··· MATERIAL FOR THIS EXERCISE ···

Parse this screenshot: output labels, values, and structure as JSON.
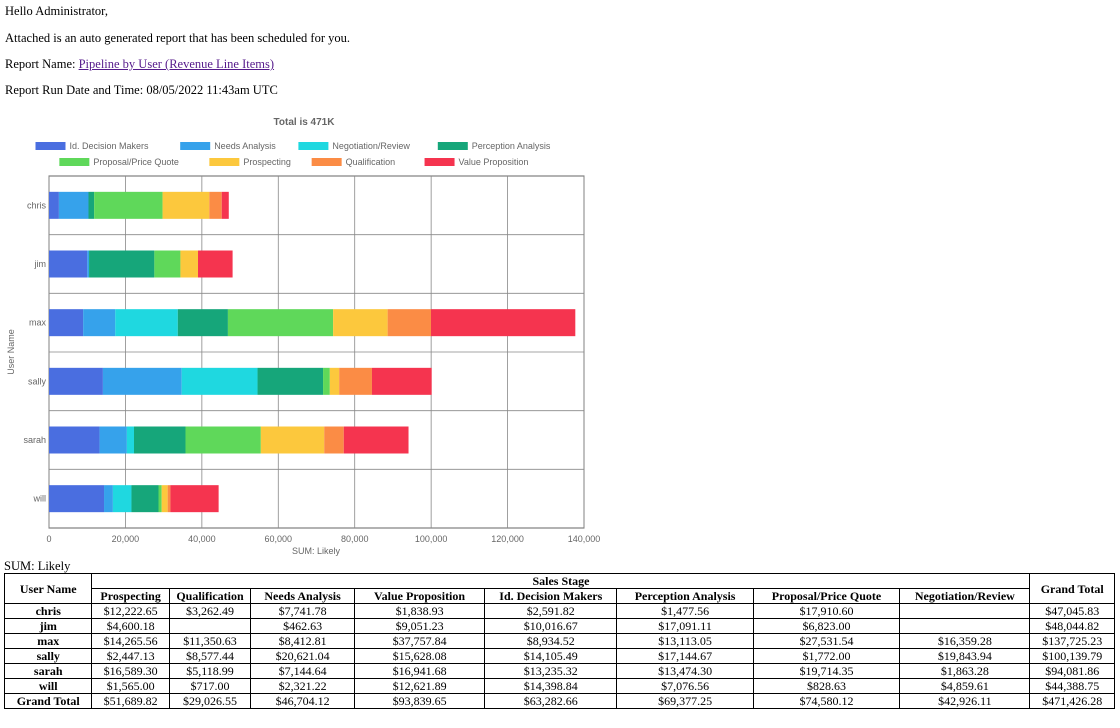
{
  "email": {
    "greeting": "Hello Administrator,",
    "intro": "Attached is an auto generated report that has been scheduled for you.",
    "report_name_label": "Report Name: ",
    "report_name_link": "Pipeline by User (Revenue Line Items)",
    "run_date_text": "Report Run Date and Time: 08/05/2022 11:43am UTC"
  },
  "chart_data": {
    "type": "bar",
    "orientation": "horizontal",
    "stacked": true,
    "title": "Total is 471K",
    "xlabel": "SUM: Likely",
    "ylabel": "User Name",
    "xlim": [
      0,
      140000
    ],
    "xticks": [
      "0",
      "20,000",
      "40,000",
      "60,000",
      "80,000",
      "100,000",
      "120,000",
      "140,000"
    ],
    "grid": true,
    "legend_position": "top",
    "categories": [
      "chris",
      "jim",
      "max",
      "sally",
      "sarah",
      "will"
    ],
    "series": [
      {
        "name": "Id. Decision Makers",
        "color": "#4a6ee0",
        "values": [
          2591.82,
          10016.67,
          8934.52,
          14105.49,
          13235.32,
          14398.84
        ]
      },
      {
        "name": "Needs Analysis",
        "color": "#36a2eb",
        "values": [
          7741.78,
          462.63,
          8412.81,
          20621.04,
          7144.64,
          2321.22
        ]
      },
      {
        "name": "Negotiation/Review",
        "color": "#1fd8e0",
        "values": [
          0,
          0,
          16359.28,
          19843.94,
          1863.28,
          4859.61
        ]
      },
      {
        "name": "Perception Analysis",
        "color": "#16a67a",
        "values": [
          1477.56,
          17091.11,
          13113.05,
          17144.67,
          13474.3,
          7076.56
        ]
      },
      {
        "name": "Proposal/Price Quote",
        "color": "#5fd85a",
        "values": [
          17910.6,
          6823.0,
          27531.54,
          1772.0,
          19714.35,
          828.63
        ]
      },
      {
        "name": "Prospecting",
        "color": "#fcc83d",
        "values": [
          12222.65,
          4600.18,
          14265.56,
          2447.13,
          16589.3,
          1565.0
        ]
      },
      {
        "name": "Qualification",
        "color": "#fb8c45",
        "values": [
          3262.49,
          0,
          11350.63,
          8577.44,
          5118.99,
          717.0
        ]
      },
      {
        "name": "Value Proposition",
        "color": "#f5344f",
        "values": [
          1838.93,
          9051.23,
          37757.84,
          15628.08,
          16941.68,
          12621.89
        ]
      }
    ]
  },
  "table": {
    "sum_label": "SUM: Likely",
    "user_header": "User Name",
    "group_header": "Sales Stage",
    "total_header": "Grand Total",
    "columns": [
      "Prospecting",
      "Qualification",
      "Needs Analysis",
      "Value Proposition",
      "Id. Decision Makers",
      "Perception Analysis",
      "Proposal/Price Quote",
      "Negotiation/Review"
    ],
    "rows": [
      {
        "user": "chris",
        "cells": [
          "$12,222.65",
          "$3,262.49",
          "$7,741.78",
          "$1,838.93",
          "$2,591.82",
          "$1,477.56",
          "$17,910.60",
          ""
        ],
        "total": "$47,045.83"
      },
      {
        "user": "jim",
        "cells": [
          "$4,600.18",
          "",
          "$462.63",
          "$9,051.23",
          "$10,016.67",
          "$17,091.11",
          "$6,823.00",
          ""
        ],
        "total": "$48,044.82"
      },
      {
        "user": "max",
        "cells": [
          "$14,265.56",
          "$11,350.63",
          "$8,412.81",
          "$37,757.84",
          "$8,934.52",
          "$13,113.05",
          "$27,531.54",
          "$16,359.28"
        ],
        "total": "$137,725.23"
      },
      {
        "user": "sally",
        "cells": [
          "$2,447.13",
          "$8,577.44",
          "$20,621.04",
          "$15,628.08",
          "$14,105.49",
          "$17,144.67",
          "$1,772.00",
          "$19,843.94"
        ],
        "total": "$100,139.79"
      },
      {
        "user": "sarah",
        "cells": [
          "$16,589.30",
          "$5,118.99",
          "$7,144.64",
          "$16,941.68",
          "$13,235.32",
          "$13,474.30",
          "$19,714.35",
          "$1,863.28"
        ],
        "total": "$94,081.86"
      },
      {
        "user": "will",
        "cells": [
          "$1,565.00",
          "$717.00",
          "$2,321.22",
          "$12,621.89",
          "$14,398.84",
          "$7,076.56",
          "$828.63",
          "$4,859.61"
        ],
        "total": "$44,388.75"
      }
    ],
    "grand_total": {
      "label": "Grand Total",
      "cells": [
        "$51,689.82",
        "$29,026.55",
        "$46,704.12",
        "$93,839.65",
        "$63,282.66",
        "$69,377.25",
        "$74,580.12",
        "$42,926.11"
      ],
      "total": "$471,426.28"
    }
  }
}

···

# TASK STATEMENT
Print the complete listing exactly as it stands, without its pictures.

# RESULT
Parse this screenshot: output labels, values, and structure as JSON.
{
  "email": {
    "greeting": "Hello Administrator,",
    "intro": "Attached is an auto generated report that has been scheduled for you.",
    "report_name_label": "Report Name: ",
    "report_name_link": "Pipeline by User (Revenue Line Items)",
    "run_date_text": "Report Run Date and Time: 08/05/2022 11:43am UTC"
  },
  "chart_data": {
    "type": "bar",
    "orientation": "horizontal",
    "stacked": true,
    "title": "Total is 471K",
    "xlabel": "SUM: Likely",
    "ylabel": "User Name",
    "xlim": [
      0,
      140000
    ],
    "xticks": [
      "0",
      "20,000",
      "40,000",
      "60,000",
      "80,000",
      "100,000",
      "120,000",
      "140,000"
    ],
    "grid": true,
    "legend_position": "top",
    "categories": [
      "chris",
      "jim",
      "max",
      "sally",
      "sarah",
      "will"
    ],
    "series": [
      {
        "name": "Id. Decision Makers",
        "color": "#4a6ee0",
        "values": [
          2591.82,
          10016.67,
          8934.52,
          14105.49,
          13235.32,
          14398.84
        ]
      },
      {
        "name": "Needs Analysis",
        "color": "#36a2eb",
        "values": [
          7741.78,
          462.63,
          8412.81,
          20621.04,
          7144.64,
          2321.22
        ]
      },
      {
        "name": "Negotiation/Review",
        "color": "#1fd8e0",
        "values": [
          0,
          0,
          16359.28,
          19843.94,
          1863.28,
          4859.61
        ]
      },
      {
        "name": "Perception Analysis",
        "color": "#16a67a",
        "values": [
          1477.56,
          17091.11,
          13113.05,
          17144.67,
          13474.3,
          7076.56
        ]
      },
      {
        "name": "Proposal/Price Quote",
        "color": "#5fd85a",
        "values": [
          17910.6,
          6823.0,
          27531.54,
          1772.0,
          19714.35,
          828.63
        ]
      },
      {
        "name": "Prospecting",
        "color": "#fcc83d",
        "values": [
          12222.65,
          4600.18,
          14265.56,
          2447.13,
          16589.3,
          1565.0
        ]
      },
      {
        "name": "Qualification",
        "color": "#fb8c45",
        "values": [
          3262.49,
          0,
          11350.63,
          8577.44,
          5118.99,
          717.0
        ]
      },
      {
        "name": "Value Proposition",
        "color": "#f5344f",
        "values": [
          1838.93,
          9051.23,
          37757.84,
          15628.08,
          16941.68,
          12621.89
        ]
      }
    ]
  },
  "table": {
    "sum_label": "SUM: Likely",
    "user_header": "User Name",
    "group_header": "Sales Stage",
    "total_header": "Grand Total",
    "columns": [
      "Prospecting",
      "Qualification",
      "Needs Analysis",
      "Value Proposition",
      "Id. Decision Makers",
      "Perception Analysis",
      "Proposal/Price Quote",
      "Negotiation/Review"
    ],
    "rows": [
      {
        "user": "chris",
        "cells": [
          "$12,222.65",
          "$3,262.49",
          "$7,741.78",
          "$1,838.93",
          "$2,591.82",
          "$1,477.56",
          "$17,910.60",
          ""
        ],
        "total": "$47,045.83"
      },
      {
        "user": "jim",
        "cells": [
          "$4,600.18",
          "",
          "$462.63",
          "$9,051.23",
          "$10,016.67",
          "$17,091.11",
          "$6,823.00",
          ""
        ],
        "total": "$48,044.82"
      },
      {
        "user": "max",
        "cells": [
          "$14,265.56",
          "$11,350.63",
          "$8,412.81",
          "$37,757.84",
          "$8,934.52",
          "$13,113.05",
          "$27,531.54",
          "$16,359.28"
        ],
        "total": "$137,725.23"
      },
      {
        "user": "sally",
        "cells": [
          "$2,447.13",
          "$8,577.44",
          "$20,621.04",
          "$15,628.08",
          "$14,105.49",
          "$17,144.67",
          "$1,772.00",
          "$19,843.94"
        ],
        "total": "$100,139.79"
      },
      {
        "user": "sarah",
        "cells": [
          "$16,589.30",
          "$5,118.99",
          "$7,144.64",
          "$16,941.68",
          "$13,235.32",
          "$13,474.30",
          "$19,714.35",
          "$1,863.28"
        ],
        "total": "$94,081.86"
      },
      {
        "user": "will",
        "cells": [
          "$1,565.00",
          "$717.00",
          "$2,321.22",
          "$12,621.89",
          "$14,398.84",
          "$7,076.56",
          "$828.63",
          "$4,859.61"
        ],
        "total": "$44,388.75"
      }
    ],
    "grand_total": {
      "label": "Grand Total",
      "cells": [
        "$51,689.82",
        "$29,026.55",
        "$46,704.12",
        "$93,839.65",
        "$63,282.66",
        "$69,377.25",
        "$74,580.12",
        "$42,926.11"
      ],
      "total": "$471,426.28"
    }
  }
}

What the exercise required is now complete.